Excerpt from a dataset
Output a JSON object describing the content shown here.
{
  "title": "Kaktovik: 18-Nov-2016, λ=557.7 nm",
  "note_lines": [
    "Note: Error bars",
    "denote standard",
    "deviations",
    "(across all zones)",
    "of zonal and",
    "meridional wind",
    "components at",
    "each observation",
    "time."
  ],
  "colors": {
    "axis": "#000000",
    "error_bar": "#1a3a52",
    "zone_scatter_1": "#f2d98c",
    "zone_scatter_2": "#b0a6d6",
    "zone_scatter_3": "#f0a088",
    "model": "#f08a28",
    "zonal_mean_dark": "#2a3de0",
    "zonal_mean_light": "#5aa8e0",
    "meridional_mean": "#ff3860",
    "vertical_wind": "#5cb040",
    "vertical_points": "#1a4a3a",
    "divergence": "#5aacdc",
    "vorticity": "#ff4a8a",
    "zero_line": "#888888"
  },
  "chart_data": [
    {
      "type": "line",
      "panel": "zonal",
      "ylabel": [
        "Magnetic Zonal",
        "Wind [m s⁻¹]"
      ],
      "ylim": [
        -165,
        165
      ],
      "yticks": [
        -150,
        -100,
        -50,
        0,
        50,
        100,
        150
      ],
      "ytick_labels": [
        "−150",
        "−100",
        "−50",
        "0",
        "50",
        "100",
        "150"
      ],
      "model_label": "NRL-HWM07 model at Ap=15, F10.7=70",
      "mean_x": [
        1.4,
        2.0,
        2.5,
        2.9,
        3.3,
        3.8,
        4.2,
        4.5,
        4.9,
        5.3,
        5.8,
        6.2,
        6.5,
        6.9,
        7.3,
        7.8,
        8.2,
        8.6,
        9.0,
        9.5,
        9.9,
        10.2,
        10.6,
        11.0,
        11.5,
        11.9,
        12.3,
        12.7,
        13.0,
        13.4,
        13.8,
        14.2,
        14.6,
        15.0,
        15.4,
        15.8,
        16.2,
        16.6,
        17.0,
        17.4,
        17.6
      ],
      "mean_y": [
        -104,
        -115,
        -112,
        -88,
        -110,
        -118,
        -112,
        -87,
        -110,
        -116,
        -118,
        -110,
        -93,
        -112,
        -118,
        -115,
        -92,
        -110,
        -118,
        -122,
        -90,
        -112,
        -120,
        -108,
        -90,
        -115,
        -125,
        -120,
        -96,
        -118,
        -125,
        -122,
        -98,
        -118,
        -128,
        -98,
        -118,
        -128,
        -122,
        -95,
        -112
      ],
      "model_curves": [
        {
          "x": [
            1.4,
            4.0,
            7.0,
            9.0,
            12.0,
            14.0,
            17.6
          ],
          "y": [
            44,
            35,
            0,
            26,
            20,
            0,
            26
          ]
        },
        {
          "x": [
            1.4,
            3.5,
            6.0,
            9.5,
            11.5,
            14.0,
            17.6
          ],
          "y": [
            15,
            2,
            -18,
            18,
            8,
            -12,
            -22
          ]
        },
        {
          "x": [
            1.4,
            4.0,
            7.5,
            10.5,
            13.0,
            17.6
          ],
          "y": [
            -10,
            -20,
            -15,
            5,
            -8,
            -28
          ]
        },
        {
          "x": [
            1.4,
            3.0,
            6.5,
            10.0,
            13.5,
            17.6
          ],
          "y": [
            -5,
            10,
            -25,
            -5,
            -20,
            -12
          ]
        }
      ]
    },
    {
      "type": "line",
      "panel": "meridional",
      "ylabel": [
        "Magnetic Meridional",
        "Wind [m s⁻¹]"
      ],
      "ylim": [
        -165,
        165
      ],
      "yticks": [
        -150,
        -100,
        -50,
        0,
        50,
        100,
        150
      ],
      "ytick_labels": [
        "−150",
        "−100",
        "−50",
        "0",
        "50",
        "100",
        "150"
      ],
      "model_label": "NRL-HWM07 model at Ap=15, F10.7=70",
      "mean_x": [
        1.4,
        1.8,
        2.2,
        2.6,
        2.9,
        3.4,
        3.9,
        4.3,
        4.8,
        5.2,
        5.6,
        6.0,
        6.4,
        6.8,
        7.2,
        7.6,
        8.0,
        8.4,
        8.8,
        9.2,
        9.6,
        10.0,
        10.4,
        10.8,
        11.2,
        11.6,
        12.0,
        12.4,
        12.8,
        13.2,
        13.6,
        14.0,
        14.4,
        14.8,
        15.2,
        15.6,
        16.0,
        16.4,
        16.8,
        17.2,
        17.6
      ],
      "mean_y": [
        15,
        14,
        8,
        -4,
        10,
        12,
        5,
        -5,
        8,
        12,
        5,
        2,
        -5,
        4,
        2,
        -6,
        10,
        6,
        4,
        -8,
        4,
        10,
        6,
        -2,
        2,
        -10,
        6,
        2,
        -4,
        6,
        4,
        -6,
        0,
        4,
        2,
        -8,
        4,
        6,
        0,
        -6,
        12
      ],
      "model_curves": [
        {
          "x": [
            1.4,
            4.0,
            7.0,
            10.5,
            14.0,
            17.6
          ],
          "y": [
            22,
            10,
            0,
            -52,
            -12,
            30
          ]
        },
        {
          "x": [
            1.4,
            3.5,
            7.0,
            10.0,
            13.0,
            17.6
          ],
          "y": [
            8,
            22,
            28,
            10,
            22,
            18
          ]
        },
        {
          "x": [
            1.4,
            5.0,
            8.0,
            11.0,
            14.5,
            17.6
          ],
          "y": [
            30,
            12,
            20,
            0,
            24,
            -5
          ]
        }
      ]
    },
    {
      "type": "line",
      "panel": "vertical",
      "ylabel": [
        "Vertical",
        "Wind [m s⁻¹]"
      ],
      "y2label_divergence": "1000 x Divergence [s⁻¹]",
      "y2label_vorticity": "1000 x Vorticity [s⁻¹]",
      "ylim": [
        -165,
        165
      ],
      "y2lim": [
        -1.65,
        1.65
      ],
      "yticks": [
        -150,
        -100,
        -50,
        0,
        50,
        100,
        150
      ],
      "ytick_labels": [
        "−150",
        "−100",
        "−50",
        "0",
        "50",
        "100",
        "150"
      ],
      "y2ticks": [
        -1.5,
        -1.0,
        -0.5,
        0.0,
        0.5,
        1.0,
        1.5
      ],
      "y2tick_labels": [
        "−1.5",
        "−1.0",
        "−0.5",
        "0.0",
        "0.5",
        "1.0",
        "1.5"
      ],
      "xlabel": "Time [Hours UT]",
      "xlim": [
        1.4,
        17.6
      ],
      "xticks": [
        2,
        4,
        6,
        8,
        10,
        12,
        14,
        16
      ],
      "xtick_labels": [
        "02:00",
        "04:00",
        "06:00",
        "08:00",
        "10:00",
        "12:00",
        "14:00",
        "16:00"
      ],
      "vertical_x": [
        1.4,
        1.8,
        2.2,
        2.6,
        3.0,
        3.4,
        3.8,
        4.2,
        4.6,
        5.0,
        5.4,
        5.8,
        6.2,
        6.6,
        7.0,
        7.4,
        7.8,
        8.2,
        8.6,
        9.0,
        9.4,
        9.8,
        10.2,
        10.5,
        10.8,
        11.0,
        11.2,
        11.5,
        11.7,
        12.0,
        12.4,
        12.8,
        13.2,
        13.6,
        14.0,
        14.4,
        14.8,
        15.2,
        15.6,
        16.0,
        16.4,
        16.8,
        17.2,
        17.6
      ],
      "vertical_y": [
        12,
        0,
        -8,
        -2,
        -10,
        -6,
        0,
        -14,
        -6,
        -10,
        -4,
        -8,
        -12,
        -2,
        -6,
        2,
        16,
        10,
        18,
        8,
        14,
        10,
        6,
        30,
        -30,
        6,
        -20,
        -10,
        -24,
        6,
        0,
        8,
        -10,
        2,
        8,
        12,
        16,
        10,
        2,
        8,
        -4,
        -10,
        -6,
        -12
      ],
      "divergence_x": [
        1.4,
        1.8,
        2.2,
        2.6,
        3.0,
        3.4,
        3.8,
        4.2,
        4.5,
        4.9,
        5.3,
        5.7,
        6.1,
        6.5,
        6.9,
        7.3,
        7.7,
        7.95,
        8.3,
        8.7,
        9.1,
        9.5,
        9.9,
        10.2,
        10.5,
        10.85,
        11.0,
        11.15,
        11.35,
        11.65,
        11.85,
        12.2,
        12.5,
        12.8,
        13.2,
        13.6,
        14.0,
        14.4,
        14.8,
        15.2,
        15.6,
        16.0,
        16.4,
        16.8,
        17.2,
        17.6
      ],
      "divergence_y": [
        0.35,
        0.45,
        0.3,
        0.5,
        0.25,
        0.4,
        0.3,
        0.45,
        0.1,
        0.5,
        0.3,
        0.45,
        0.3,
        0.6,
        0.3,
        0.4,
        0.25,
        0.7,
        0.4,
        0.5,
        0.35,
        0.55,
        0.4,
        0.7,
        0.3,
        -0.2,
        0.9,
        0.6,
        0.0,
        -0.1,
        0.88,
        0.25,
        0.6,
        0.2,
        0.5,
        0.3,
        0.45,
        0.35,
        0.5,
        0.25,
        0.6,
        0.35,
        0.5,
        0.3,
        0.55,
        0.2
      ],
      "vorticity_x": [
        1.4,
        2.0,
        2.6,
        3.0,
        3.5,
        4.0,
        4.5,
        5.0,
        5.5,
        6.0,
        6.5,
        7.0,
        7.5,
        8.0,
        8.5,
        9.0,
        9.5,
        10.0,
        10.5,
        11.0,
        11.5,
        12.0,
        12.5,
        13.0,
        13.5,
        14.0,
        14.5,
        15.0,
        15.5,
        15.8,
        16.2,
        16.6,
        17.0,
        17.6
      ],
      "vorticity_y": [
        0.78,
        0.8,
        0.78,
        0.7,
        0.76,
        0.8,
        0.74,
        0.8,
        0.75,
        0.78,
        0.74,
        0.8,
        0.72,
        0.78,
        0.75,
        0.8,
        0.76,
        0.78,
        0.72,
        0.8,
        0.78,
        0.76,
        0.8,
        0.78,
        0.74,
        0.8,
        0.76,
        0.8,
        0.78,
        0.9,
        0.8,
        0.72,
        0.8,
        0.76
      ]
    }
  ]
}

* [What the task requires]:
Identify and copy lines that hold the string "Magnetic".

* [Answer]:
        "Magnetic Zonal",
        "Magnetic Meridional",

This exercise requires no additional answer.